> Given problem: Determine how many lines contain the string "Eventos", then reply with that figure only.

> Data excerpts:
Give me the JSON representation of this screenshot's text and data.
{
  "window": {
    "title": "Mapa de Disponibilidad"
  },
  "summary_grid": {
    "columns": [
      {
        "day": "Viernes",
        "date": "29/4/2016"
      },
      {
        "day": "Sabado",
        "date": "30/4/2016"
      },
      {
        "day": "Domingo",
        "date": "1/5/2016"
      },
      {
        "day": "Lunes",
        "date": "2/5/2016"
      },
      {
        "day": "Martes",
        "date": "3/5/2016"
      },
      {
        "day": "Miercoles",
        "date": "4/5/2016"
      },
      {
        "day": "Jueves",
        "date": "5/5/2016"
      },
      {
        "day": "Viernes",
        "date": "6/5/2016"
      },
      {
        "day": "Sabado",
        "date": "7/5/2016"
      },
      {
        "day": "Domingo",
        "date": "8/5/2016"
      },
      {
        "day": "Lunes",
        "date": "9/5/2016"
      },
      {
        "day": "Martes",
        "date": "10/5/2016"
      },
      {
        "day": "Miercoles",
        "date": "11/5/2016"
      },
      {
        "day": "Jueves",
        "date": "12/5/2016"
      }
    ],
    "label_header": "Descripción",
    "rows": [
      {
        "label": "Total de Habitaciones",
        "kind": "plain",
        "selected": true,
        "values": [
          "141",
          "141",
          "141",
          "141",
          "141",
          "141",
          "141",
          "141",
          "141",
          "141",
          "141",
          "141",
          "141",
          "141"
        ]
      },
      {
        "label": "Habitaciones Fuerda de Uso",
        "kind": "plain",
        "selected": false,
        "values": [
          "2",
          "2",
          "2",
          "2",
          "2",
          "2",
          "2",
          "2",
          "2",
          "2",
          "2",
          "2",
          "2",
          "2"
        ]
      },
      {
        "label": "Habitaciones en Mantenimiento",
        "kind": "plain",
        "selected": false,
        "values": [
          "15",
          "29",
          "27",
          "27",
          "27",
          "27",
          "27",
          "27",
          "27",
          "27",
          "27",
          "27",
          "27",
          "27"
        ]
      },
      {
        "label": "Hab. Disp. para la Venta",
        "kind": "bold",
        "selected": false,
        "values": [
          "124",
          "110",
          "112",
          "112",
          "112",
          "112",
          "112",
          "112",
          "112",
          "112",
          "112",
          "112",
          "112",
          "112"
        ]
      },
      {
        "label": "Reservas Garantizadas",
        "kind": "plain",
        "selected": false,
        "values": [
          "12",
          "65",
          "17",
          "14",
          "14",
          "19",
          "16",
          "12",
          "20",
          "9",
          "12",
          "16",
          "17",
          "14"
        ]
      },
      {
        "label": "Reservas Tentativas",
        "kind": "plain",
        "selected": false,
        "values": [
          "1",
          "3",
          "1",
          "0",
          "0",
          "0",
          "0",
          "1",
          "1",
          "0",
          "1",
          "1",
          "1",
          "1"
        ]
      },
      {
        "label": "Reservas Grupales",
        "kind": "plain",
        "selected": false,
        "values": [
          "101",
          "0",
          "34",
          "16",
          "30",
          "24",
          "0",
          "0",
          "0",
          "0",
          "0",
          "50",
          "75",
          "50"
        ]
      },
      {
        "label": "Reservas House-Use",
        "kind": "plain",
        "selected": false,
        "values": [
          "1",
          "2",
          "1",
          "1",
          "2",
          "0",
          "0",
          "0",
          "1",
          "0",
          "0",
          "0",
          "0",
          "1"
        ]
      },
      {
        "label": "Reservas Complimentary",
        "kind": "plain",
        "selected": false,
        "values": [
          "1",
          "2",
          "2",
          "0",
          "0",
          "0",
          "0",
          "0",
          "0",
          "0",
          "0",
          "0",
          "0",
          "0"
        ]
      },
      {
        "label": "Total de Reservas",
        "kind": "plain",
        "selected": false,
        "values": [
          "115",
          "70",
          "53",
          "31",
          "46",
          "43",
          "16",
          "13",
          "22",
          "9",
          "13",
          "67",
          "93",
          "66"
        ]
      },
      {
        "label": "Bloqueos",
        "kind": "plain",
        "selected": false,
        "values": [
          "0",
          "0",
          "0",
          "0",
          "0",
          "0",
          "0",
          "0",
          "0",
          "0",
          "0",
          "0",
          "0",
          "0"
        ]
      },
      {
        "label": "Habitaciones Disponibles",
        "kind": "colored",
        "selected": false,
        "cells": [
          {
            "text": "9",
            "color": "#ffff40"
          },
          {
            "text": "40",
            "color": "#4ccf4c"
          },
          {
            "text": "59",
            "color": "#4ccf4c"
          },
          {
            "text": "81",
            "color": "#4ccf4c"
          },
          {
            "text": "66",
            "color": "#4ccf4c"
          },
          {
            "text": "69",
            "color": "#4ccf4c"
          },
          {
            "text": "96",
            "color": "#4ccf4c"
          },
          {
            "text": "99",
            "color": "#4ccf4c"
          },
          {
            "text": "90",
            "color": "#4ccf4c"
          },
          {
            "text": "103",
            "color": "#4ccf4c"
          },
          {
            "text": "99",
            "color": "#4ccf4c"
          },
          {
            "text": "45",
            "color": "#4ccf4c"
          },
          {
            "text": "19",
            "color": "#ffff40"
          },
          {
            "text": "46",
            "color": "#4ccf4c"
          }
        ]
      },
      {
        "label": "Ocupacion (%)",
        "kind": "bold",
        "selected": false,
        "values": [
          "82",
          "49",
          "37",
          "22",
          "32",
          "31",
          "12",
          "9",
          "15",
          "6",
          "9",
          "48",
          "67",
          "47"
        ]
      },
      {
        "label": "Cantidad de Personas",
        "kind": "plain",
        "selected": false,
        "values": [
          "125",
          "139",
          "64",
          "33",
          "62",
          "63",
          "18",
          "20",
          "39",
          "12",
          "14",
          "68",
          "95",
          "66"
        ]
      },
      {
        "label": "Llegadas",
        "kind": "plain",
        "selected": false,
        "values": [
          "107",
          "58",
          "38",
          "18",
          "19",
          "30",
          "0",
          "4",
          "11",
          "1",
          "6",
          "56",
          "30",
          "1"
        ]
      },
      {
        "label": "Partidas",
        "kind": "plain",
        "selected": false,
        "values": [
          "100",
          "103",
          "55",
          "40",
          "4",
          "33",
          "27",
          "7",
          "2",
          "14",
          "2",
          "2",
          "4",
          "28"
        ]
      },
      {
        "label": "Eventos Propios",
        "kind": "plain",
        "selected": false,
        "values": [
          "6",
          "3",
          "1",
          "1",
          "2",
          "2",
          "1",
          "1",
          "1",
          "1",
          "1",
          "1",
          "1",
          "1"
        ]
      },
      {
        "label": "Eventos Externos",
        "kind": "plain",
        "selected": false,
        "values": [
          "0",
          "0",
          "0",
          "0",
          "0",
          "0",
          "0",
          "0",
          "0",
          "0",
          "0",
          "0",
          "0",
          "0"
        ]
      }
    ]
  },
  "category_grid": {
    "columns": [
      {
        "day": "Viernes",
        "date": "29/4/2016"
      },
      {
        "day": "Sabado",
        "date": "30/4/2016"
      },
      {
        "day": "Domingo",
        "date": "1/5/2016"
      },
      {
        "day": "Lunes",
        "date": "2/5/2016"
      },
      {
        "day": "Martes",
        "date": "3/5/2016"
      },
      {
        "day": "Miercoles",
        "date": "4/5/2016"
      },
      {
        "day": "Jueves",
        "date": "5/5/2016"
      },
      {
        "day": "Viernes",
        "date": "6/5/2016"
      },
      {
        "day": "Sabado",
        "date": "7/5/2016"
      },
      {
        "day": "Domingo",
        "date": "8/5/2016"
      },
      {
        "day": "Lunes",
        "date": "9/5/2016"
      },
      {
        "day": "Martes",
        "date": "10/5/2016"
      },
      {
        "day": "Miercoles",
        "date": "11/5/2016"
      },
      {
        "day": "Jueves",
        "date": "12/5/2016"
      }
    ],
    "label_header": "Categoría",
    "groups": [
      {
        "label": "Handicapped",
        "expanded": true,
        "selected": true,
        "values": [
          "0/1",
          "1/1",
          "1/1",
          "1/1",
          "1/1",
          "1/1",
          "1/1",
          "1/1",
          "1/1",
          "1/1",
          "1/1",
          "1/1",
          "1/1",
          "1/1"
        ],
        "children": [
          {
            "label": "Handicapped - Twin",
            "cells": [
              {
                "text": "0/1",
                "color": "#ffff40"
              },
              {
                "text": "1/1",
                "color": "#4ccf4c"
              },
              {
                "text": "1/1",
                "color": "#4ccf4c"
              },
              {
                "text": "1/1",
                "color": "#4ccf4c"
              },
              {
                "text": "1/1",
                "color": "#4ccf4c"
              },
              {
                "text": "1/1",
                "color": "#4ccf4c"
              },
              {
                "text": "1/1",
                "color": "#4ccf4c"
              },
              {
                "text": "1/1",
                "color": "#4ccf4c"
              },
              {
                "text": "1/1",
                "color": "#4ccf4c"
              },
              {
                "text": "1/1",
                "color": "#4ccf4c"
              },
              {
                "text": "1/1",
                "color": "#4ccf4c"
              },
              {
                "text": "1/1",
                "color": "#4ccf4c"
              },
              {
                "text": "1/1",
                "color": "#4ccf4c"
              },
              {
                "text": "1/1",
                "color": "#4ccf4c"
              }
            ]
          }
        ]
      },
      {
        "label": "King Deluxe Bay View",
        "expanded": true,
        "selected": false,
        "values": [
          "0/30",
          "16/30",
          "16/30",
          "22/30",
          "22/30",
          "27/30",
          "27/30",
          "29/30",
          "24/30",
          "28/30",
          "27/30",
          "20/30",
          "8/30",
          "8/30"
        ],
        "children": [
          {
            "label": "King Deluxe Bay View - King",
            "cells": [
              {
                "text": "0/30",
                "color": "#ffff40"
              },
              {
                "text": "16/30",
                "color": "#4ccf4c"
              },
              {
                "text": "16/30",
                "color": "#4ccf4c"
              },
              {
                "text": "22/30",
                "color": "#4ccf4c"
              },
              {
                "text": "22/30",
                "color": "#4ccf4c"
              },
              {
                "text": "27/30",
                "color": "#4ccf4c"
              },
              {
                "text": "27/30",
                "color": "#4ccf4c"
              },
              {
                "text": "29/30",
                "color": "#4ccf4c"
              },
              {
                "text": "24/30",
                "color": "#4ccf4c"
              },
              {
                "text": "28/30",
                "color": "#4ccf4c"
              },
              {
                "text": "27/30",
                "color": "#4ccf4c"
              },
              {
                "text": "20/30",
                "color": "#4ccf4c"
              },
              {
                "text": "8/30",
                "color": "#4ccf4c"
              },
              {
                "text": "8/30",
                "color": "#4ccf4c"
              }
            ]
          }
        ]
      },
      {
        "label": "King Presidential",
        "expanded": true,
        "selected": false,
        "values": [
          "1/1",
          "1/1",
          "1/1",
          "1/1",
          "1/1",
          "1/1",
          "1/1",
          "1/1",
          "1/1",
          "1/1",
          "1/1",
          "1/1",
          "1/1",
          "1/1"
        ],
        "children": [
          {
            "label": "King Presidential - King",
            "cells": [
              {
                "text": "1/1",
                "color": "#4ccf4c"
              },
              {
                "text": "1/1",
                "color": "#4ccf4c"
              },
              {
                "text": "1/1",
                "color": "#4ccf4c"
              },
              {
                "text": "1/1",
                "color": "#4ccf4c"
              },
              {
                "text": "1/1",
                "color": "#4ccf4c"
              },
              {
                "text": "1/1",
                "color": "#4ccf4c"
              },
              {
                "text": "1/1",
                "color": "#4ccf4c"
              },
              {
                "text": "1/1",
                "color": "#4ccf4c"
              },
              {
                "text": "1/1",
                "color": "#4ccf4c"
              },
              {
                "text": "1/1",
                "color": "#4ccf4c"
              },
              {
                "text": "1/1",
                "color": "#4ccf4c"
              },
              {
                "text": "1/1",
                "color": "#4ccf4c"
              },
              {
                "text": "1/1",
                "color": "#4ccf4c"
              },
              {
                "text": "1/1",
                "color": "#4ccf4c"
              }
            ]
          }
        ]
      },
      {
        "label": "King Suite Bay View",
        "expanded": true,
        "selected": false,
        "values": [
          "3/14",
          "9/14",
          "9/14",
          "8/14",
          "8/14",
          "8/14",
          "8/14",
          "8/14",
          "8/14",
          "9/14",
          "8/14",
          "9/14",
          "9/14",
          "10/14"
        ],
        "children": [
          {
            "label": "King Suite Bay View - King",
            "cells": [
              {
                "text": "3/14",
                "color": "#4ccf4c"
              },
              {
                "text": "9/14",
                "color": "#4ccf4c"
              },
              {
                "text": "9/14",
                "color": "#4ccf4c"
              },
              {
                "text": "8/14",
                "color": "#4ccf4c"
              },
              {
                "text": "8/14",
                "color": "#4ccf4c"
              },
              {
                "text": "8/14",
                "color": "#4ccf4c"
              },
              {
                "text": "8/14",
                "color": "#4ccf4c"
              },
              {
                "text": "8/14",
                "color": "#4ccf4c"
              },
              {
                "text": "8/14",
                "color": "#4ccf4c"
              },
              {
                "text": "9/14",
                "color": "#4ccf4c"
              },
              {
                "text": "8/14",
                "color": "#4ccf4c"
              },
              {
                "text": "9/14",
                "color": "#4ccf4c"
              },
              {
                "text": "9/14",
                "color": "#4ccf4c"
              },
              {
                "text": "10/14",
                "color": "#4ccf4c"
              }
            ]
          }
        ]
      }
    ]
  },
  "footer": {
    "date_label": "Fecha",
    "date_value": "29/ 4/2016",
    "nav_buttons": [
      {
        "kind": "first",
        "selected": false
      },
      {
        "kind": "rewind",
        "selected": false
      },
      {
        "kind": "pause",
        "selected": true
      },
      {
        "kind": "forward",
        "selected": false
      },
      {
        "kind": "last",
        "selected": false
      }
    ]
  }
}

> Full response: 2